Excerpt from a dataset
-- Start --
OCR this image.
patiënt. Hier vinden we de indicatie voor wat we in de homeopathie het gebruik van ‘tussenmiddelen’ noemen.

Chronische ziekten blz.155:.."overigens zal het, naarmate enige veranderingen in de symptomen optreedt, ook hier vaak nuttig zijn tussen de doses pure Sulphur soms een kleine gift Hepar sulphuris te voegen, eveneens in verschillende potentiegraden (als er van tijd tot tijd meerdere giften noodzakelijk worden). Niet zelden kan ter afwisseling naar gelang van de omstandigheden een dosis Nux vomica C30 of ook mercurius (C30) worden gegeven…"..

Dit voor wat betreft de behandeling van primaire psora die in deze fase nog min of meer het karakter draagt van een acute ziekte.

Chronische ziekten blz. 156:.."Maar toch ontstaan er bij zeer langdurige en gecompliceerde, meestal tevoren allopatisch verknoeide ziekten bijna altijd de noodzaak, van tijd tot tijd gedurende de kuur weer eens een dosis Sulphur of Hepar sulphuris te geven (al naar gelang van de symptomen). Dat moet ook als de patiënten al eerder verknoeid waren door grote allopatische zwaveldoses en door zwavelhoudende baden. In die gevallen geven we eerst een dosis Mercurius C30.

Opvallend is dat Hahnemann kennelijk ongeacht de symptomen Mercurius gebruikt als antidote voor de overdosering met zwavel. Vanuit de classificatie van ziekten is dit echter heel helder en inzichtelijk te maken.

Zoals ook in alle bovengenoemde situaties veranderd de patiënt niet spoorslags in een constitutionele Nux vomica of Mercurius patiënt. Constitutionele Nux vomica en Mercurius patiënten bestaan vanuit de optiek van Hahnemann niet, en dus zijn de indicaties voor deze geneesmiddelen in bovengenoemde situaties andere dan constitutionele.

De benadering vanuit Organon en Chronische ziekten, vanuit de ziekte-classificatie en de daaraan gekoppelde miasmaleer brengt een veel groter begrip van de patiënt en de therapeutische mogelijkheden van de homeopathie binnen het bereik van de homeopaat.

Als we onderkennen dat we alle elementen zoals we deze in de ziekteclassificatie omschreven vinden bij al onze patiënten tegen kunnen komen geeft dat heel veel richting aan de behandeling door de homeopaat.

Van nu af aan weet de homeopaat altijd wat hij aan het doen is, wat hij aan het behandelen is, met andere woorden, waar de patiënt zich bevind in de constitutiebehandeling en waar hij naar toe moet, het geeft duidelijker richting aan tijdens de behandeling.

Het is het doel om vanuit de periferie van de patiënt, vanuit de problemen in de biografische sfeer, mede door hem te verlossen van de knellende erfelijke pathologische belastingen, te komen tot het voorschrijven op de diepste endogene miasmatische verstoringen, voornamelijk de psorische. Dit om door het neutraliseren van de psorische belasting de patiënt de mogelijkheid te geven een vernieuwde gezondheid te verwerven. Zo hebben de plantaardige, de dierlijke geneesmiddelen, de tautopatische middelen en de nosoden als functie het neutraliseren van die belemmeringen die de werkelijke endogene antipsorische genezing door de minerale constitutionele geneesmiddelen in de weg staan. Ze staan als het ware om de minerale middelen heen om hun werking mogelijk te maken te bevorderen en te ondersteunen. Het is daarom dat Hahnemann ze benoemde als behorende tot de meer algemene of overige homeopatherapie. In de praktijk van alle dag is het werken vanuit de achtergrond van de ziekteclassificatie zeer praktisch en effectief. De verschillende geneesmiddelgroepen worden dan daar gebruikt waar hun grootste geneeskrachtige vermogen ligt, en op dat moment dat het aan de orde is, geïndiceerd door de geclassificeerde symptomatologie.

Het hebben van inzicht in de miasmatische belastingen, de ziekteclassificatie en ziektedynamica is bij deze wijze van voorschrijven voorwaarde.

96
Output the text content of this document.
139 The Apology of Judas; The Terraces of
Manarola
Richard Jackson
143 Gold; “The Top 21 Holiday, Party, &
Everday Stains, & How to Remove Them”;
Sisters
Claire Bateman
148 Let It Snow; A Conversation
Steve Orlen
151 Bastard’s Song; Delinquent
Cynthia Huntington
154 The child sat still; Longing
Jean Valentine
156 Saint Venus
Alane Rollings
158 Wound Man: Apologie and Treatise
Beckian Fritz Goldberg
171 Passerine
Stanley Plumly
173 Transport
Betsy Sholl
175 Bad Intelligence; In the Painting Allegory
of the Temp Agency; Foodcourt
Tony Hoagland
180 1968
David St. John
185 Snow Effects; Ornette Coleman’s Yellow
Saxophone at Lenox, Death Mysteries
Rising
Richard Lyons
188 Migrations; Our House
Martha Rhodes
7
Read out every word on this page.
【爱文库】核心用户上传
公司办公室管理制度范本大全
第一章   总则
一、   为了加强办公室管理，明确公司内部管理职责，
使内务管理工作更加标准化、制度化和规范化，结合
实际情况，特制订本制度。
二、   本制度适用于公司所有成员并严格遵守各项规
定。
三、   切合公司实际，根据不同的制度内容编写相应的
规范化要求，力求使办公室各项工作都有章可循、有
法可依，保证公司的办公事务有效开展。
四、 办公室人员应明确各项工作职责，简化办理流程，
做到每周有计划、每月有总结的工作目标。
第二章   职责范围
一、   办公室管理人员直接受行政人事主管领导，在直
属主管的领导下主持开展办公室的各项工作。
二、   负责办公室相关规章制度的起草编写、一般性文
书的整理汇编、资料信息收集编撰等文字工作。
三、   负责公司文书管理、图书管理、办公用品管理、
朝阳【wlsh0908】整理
-- End --
Output the full listing exactly as it stands.

**ANSWER TO THE EXERCISE**
OCR this image.
patiënt. Hier vinden we de indicatie voor wat we in de homeopathie het gebruik van ‘tussenmiddelen’ noemen.

Chronische ziekten blz.155:.."overigens zal het, naarmate enige veranderingen in de symptomen optreedt, ook hier vaak nuttig zijn tussen de doses pure Sulphur soms een kleine gift Hepar sulphuris te voegen, eveneens in verschillende potentiegraden (als er van tijd tot tijd meerdere giften noodzakelijk worden). Niet zelden kan ter afwisseling naar gelang van de omstandigheden een dosis Nux vomica C30 of ook mercurius (C30) worden gegeven…"..

Dit voor wat betreft de behandeling van primaire psora die in deze fase nog min of meer het karakter draagt van een acute ziekte.

Chronische ziekten blz. 156:.."Maar toch ontstaan er bij zeer langdurige en gecompliceerde, meestal tevoren allopatisch verknoeide ziekten bijna altijd de noodzaak, van tijd tot tijd gedurende de kuur weer eens een dosis Sulphur of Hepar sulphuris te geven (al naar gelang van de symptomen). Dat moet ook als de patiënten al eerder verknoeid waren door grote allopatische zwaveldoses en door zwavelhoudende baden. In die gevallen geven we eerst een dosis Mercurius C30.

Opvallend is dat Hahnemann kennelijk ongeacht de symptomen Mercurius gebruikt als antidote voor de overdosering met zwavel. Vanuit de classificatie van ziekten is dit echter heel helder en inzichtelijk te maken.

Zoals ook in alle bovengenoemde situaties veranderd de patiënt niet spoorslags in een constitutionele Nux vomica of Mercurius patiënt. Constitutionele Nux vomica en Mercurius patiënten bestaan vanuit de optiek van Hahnemann niet, en dus zijn de indicaties voor deze geneesmiddelen in bovengenoemde situaties andere dan constitutionele.

De benadering vanuit Organon en Chronische ziekten, vanuit de ziekte-classificatie en de daaraan gekoppelde miasmaleer brengt een veel groter begrip van de patiënt en de therapeutische mogelijkheden van de homeopathie binnen het bereik van de homeopaat.

Als we onderkennen dat we alle elementen zoals we deze in de ziekteclassificatie omschreven vinden bij al onze patiënten tegen kunnen komen geeft dat heel veel richting aan de behandeling door de homeopaat.

Van nu af aan weet de homeopaat altijd wat hij aan het doen is, wat hij aan het behandelen is, met andere woorden, waar de patiënt zich bevind in de constitutiebehandeling en waar hij naar toe moet, het geeft duidelijker richting aan tijdens de behandeling.

Het is het doel om vanuit de periferie van de patiënt, vanuit de problemen in de biografische sfeer, mede door hem te verlossen van de knellende erfelijke pathologische belastingen, te komen tot het voorschrijven op de diepste endogene miasmatische verstoringen, voornamelijk de psorische. Dit om door het neutraliseren van de psorische belasting de patiënt de mogelijkheid te geven een vernieuwde gezondheid te verwerven. Zo hebben de plantaardige, de dierlijke geneesmiddelen, de tautopatische middelen en de nosoden als functie het neutraliseren van die belemmeringen die de werkelijke endogene antipsorische genezing door de minerale constitutionele geneesmiddelen in de weg staan. Ze staan als het ware om de minerale middelen heen om hun werking mogelijk te maken te bevorderen en te ondersteunen. Het is daarom dat Hahnemann ze benoemde als behorende tot de meer algemene of overige homeopatherapie. In de praktijk van alle dag is het werken vanuit de achtergrond van de ziekteclassificatie zeer praktisch en effectief. De verschillende geneesmiddelgroepen worden dan daar gebruikt waar hun grootste geneeskrachtige vermogen ligt, en op dat moment dat het aan de orde is, geïndiceerd door de geclassificeerde symptomatologie.

Het hebben van inzicht in de miasmatische belastingen, de ziekteclassificatie en ziektedynamica is bij deze wijze van voorschrijven voorwaarde.

96
Output the text content of this document.
139 The Apology of Judas; The Terraces of
Manarola
Richard Jackson
143 Gold; “The Top 21 Holiday, Party, &
Everday Stains, & How to Remove Them”;
Sisters
Claire Bateman
148 Let It Snow; A Conversation
Steve Orlen
151 Bastard’s Song; Delinquent
Cynthia Huntington
154 The child sat still; Longing
Jean Valentine
156 Saint Venus
Alane Rollings
158 Wound Man: Apologie and Treatise
Beckian Fritz Goldberg
171 Passerine
Stanley Plumly
173 Transport
Betsy Sholl
175 Bad Intelligence; In the Painting Allegory
of the Temp Agency; Foodcourt
Tony Hoagland
180 1968
David St. John
185 Snow Effects; Ornette Coleman’s Yellow
Saxophone at Lenox, Death Mysteries
Rising
Richard Lyons
188 Migrations; Our House
Martha Rhodes
7
Read out every word on this page.
【爱文库】核心用户上传
公司办公室管理制度范本大全
第一章   总则
一、   为了加强办公室管理，明确公司内部管理职责，
使内务管理工作更加标准化、制度化和规范化，结合
实际情况，特制订本制度。
二、   本制度适用于公司所有成员并严格遵守各项规
定。
三、   切合公司实际，根据不同的制度内容编写相应的
规范化要求，力求使办公室各项工作都有章可循、有
法可依，保证公司的办公事务有效开展。
四、 办公室人员应明确各项工作职责，简化办理流程，
做到每周有计划、每月有总结的工作目标。
第二章   职责范围
一、   办公室管理人员直接受行政人事主管领导，在直
属主管的领导下主持开展办公室的各项工作。
二、   负责办公室相关规章制度的起草编写、一般性文
书的整理汇编、资料信息收集编撰等文字工作。
三、   负责公司文书管理、图书管理、办公用品管理、
朝阳【wlsh0908】整理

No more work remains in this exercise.